STATED PROBLEM
Lines that contain the string "content" are to be copied; leave out all others.

INFORMATION GIVEN
* begin *

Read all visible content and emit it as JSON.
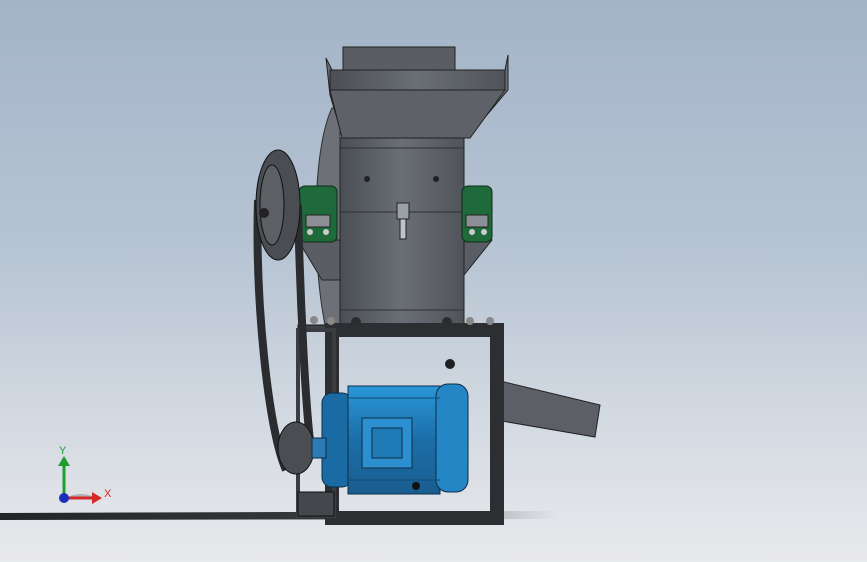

* end *
* begin *

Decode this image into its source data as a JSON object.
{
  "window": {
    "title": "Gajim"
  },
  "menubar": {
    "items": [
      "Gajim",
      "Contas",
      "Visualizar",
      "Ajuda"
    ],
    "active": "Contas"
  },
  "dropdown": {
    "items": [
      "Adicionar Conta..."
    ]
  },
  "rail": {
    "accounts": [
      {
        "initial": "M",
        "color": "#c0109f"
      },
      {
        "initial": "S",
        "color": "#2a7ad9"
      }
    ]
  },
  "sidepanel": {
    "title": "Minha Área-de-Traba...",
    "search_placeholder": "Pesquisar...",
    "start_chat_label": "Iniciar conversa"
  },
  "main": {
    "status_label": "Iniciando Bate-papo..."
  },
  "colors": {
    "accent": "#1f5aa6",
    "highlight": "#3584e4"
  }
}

* end *
* begin *

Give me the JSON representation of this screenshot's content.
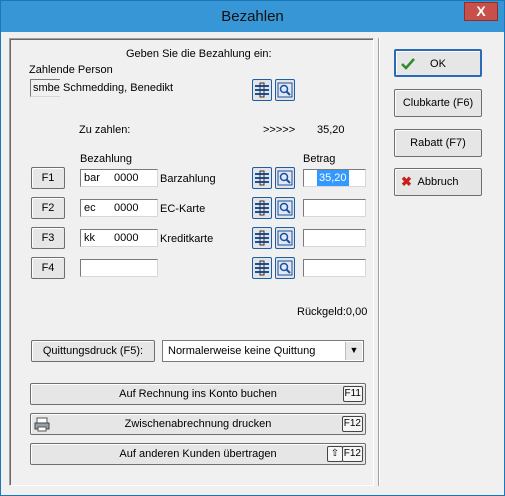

* end *

SOLVED PROBLEM
Read all visible content and emit it as JSON.
Give me the JSON representation of this screenshot's content.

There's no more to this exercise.